DIRECTION: In the listing below, count the lines with "xlabel" and report only the figure.

— begin DATA TO USE —

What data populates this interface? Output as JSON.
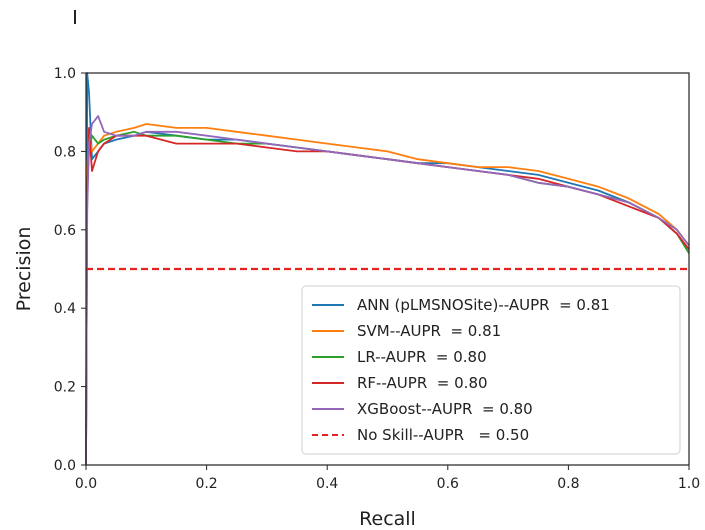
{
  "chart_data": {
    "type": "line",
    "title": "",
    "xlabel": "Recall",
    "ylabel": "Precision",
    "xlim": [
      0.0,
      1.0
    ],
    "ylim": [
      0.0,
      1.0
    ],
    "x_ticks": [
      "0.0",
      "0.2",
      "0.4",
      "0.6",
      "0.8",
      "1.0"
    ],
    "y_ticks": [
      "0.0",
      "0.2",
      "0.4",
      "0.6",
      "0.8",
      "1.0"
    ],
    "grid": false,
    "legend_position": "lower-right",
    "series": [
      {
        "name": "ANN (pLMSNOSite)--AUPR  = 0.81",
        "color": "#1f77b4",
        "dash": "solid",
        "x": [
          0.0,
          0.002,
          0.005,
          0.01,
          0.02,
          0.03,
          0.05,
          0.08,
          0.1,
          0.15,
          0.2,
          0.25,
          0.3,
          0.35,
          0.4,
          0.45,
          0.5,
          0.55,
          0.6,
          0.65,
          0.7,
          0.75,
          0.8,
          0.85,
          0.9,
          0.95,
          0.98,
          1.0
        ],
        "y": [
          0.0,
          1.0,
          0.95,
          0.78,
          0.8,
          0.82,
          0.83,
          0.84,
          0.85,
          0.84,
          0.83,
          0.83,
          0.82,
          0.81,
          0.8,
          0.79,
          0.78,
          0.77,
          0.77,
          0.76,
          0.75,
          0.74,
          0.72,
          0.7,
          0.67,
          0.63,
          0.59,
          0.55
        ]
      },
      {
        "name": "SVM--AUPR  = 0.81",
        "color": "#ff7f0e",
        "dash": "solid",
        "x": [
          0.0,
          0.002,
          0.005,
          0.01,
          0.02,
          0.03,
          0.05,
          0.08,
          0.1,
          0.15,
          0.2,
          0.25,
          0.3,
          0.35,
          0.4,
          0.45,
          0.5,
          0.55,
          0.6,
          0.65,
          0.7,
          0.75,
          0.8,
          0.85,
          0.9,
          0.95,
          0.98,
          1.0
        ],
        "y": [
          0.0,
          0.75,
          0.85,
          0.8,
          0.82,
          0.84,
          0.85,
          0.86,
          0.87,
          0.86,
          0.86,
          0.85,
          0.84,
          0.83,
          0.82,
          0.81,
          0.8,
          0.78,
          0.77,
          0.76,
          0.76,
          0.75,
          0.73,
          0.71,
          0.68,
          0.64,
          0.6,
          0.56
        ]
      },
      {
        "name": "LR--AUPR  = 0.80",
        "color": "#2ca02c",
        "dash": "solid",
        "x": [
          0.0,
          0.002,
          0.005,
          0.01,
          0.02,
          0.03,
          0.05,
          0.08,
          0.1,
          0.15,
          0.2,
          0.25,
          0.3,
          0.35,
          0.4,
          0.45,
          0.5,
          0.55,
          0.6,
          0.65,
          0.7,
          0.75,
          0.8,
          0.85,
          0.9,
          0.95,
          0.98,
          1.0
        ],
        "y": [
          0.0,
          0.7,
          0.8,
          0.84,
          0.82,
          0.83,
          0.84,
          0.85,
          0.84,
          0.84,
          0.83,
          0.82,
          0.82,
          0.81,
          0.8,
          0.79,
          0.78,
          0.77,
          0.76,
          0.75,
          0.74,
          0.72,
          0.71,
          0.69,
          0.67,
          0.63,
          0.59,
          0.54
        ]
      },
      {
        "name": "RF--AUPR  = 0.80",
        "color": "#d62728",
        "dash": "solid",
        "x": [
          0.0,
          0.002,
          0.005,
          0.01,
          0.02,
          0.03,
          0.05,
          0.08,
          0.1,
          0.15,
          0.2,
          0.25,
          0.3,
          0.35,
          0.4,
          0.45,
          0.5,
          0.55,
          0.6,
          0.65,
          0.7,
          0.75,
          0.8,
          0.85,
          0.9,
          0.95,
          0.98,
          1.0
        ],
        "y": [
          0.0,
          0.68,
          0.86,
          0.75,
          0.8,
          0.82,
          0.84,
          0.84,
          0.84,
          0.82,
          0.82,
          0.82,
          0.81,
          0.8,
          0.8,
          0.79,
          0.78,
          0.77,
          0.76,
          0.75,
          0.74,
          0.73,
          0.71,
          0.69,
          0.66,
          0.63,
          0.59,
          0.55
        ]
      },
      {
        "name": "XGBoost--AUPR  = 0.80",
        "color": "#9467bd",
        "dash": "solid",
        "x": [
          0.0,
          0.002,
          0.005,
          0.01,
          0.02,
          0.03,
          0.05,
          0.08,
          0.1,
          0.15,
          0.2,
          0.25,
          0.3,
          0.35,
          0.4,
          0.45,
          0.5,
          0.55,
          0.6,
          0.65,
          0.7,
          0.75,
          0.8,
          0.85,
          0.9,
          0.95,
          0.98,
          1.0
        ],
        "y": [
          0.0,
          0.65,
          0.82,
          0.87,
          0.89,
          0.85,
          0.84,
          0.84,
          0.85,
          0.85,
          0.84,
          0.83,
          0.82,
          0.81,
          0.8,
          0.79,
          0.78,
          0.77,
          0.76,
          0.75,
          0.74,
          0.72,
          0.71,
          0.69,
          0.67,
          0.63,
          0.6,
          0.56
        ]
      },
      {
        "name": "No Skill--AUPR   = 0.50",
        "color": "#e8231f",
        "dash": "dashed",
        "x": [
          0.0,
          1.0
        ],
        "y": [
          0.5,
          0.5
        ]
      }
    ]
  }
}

— end DATA TO USE —
— begin DATA TO USE —

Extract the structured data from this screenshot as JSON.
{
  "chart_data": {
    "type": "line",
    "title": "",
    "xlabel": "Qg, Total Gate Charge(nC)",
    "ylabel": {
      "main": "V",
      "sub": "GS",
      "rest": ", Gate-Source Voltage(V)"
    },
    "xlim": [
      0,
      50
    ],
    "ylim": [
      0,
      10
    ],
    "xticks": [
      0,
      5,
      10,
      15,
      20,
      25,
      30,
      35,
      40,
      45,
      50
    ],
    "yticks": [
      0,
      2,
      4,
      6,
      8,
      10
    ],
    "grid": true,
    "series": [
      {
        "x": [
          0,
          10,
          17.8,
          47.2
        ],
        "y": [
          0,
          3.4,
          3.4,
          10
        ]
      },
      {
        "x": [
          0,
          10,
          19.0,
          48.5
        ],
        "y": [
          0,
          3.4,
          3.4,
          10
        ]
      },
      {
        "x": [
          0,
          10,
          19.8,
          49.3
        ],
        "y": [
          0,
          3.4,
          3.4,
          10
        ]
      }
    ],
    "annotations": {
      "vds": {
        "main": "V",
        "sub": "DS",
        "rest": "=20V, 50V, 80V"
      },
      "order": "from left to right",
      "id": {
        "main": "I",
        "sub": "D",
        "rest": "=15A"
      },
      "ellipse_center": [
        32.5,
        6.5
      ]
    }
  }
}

— end DATA TO USE —

EXERCISE OUTPUT: 2